▶ **Written problem**
Locate the word "Families" in the material, then show every line that holds it.
===== Provided data =====
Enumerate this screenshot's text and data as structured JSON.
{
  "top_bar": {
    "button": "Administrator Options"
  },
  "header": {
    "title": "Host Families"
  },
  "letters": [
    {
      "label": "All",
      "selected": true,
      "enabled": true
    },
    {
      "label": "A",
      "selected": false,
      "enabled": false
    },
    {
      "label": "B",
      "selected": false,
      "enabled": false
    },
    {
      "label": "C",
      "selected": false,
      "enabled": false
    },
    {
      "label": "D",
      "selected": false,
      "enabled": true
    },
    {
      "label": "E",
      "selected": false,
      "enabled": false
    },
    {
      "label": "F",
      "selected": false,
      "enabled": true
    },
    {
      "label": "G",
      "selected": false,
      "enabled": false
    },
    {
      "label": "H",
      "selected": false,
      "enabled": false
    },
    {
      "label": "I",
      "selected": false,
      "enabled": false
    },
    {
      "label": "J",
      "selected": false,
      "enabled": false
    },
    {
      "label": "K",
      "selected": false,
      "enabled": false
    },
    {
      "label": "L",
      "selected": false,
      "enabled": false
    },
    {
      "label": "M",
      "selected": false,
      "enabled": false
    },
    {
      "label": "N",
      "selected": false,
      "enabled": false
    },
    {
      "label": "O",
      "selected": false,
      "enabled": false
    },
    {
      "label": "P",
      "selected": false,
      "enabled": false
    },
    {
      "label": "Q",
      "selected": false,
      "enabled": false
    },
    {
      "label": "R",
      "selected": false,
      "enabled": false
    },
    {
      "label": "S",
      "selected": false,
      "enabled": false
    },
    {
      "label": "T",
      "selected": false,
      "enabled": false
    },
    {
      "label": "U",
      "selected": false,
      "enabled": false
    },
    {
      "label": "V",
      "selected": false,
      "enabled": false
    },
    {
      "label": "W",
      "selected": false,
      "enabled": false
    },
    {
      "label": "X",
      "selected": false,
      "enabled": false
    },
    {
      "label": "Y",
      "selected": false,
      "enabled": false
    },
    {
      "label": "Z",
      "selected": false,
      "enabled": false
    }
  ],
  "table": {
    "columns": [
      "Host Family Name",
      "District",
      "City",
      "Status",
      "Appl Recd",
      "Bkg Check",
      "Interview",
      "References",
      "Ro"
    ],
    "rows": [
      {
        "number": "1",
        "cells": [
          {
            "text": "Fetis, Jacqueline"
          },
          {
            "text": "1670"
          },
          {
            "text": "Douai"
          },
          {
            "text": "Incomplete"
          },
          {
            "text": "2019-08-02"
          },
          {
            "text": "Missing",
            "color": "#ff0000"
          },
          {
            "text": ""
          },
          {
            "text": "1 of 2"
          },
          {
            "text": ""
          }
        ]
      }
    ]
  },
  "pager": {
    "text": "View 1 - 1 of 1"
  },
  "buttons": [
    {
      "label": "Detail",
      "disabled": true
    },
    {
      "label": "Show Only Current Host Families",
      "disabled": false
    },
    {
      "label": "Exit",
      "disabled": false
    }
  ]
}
=====
▶ **Exercise answer**
    "title": "Host Families"
      "label": "Show Only Current Host Families",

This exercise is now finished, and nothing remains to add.